WRITTEN EXERCISE A – In the introduction on post-socialist transition, what years does it give for the end of socialism in Eastern Europe and the Soviet Union?

PASSAGE SHOWN –
Bryan Gigantino is also involved in a podcast project called Reimagining Soviet Georgia, which our readers can find here. For updates on podcast episodes, follow them on Twitter @ReimaginingG.
Introduction
Between 1989 and 1992, socialism in Eastern Europe and the Soviet Union came to an end. A “transition” to a better life was promised. But such a life never came. Democracy, capitalism, and freedom were not just hollow phrases, but harbingers of devastation: for the vast majority, not only did life not improve, it worsened.
Millions faced stark declines in life expectancy, living standards, and incomes, while many others lived through ethnic cleansings and hellish wars. Western governments, international financial institutions, and other soothsayers of globalization peddled myths of progress to people watching their entire world collapse. Although ideals of liberalism and westernization were always an elite phenomenon, any idyllic dreams in the population of market-driven prosperity or democratic empowerment were eventually outpaced by a longing for the lost stability of the socialist period. This was not nostalgia but common sense.

WRITTEN EXERCISE B – Identify each line in the entries below that contains the string "localhost", and copy those lines. Case counts.

MATERIAL PROVIDED –
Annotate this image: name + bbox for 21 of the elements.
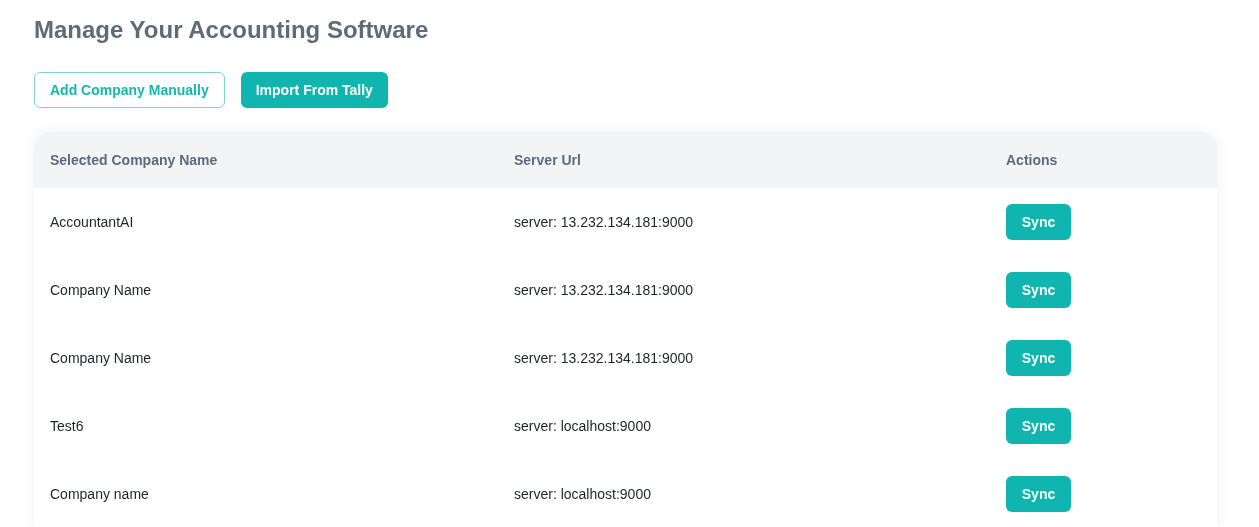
column-header: Selected Company Name [50, 150, 218, 170]
add-company-button[interactable]: Add Company Manually [34, 72, 225, 108]
company-name-cell-text: Company name [50, 484, 149, 504]
server-url-cell-text: server: 13.232.134.181:9000 [514, 348, 694, 368]
column-header: Actions [1006, 150, 1058, 170]
company-name-cell-text: Company Name [50, 280, 152, 300]
company-name-cell-text: Company Name [50, 348, 152, 368]
sync-button[interactable]: Sync [1006, 476, 1071, 512]
company-name-cell-text: Test6 [50, 416, 84, 436]
sync-button[interactable]: Sync [1006, 204, 1071, 240]
company-name-cell-text: AccountantAI [50, 212, 134, 232]
sync-button[interactable]: Sync [1006, 272, 1071, 308]
page-title: Manage Your Accounting Software [34, 15, 430, 45]
sync-button[interactable]: Sync [1006, 408, 1071, 444]
column-header: Server Url [514, 150, 581, 170]
server-url-cell-text: server: 13.232.134.181:9000 [514, 212, 694, 232]
server-url-cell-text: server: localhost:9000 [514, 416, 651, 436]
server-url-cell-text: server: localhost:9000 [514, 484, 651, 504]
sync-button[interactable]: Sync [1006, 340, 1071, 376]
server-url-cell-text: server: 13.232.134.181:9000 [514, 280, 694, 300]
import-button[interactable]: Import From Tally [240, 72, 388, 108]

RESPONSE A – Between 1989 and 1992.

RESPONSE B –
server-url-cell-text: server: localhost:9000 [514, 416, 651, 436]
server-url-cell-text: server: localhost:9000 [514, 484, 651, 504]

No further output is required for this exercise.